Reproduce the data word for word, from its first line through the line that contains "avatar-photo [203,511,285,593]", including both.

**Dataset entries**
----------------

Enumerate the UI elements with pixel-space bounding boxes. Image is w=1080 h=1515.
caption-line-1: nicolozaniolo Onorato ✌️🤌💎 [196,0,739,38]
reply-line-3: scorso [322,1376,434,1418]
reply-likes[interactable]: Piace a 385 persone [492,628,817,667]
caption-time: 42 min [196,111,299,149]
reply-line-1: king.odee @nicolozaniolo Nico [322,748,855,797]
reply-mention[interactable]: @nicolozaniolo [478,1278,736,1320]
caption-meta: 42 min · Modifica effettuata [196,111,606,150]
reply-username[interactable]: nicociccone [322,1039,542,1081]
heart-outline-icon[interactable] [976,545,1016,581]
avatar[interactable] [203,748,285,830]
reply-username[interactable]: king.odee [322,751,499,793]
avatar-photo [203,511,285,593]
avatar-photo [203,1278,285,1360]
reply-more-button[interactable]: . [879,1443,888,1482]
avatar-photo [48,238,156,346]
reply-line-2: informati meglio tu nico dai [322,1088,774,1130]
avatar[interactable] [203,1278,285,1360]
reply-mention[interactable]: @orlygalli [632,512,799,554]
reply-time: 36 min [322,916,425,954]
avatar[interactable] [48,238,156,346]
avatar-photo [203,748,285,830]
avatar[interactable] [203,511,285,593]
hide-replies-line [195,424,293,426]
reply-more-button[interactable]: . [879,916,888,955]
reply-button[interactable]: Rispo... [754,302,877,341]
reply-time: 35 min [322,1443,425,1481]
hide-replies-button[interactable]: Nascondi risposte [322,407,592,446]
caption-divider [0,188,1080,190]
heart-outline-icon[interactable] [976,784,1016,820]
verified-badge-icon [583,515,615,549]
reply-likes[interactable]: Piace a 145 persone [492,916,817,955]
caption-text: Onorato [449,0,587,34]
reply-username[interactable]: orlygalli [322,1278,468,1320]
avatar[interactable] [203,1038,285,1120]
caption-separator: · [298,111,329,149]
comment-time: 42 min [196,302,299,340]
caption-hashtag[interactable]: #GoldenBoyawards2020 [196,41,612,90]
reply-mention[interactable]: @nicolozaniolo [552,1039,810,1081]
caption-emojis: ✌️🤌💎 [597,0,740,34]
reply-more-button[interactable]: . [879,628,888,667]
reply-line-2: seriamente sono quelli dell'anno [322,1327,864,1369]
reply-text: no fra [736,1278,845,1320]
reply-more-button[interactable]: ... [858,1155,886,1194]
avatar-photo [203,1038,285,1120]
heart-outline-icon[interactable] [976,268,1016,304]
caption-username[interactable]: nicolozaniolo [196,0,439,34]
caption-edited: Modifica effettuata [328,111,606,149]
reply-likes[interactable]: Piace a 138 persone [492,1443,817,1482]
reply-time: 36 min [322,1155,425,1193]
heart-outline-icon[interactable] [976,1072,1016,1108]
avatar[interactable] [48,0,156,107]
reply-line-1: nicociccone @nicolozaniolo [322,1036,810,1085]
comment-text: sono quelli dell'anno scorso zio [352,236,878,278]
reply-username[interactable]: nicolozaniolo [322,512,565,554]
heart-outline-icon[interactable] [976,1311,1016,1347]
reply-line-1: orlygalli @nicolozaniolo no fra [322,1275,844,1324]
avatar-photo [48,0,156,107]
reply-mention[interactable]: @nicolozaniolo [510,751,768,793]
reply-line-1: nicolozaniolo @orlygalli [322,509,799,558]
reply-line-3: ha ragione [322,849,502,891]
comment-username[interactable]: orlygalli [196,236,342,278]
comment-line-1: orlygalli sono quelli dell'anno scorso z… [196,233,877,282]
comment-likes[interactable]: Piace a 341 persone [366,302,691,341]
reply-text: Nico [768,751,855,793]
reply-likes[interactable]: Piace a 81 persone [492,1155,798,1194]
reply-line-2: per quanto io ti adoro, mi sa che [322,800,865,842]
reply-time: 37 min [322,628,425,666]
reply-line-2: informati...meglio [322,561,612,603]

----------------

**Result below**
Enumerate the UI elements with pixel-space bounding boxes. Image is w=1080 h=1515.
caption-line-1: nicolozaniolo Onorato ✌️🤌💎 [196,0,739,38]
reply-line-3: scorso [322,1376,434,1418]
reply-likes[interactable]: Piace a 385 persone [492,628,817,667]
caption-time: 42 min [196,111,299,149]
reply-line-1: king.odee @nicolozaniolo Nico [322,748,855,797]
reply-mention[interactable]: @nicolozaniolo [478,1278,736,1320]
caption-meta: 42 min · Modifica effettuata [196,111,606,150]
reply-username[interactable]: nicociccone [322,1039,542,1081]
heart-outline-icon[interactable] [976,545,1016,581]
avatar[interactable] [203,748,285,830]
reply-username[interactable]: king.odee [322,751,499,793]
avatar-photo [203,511,285,593]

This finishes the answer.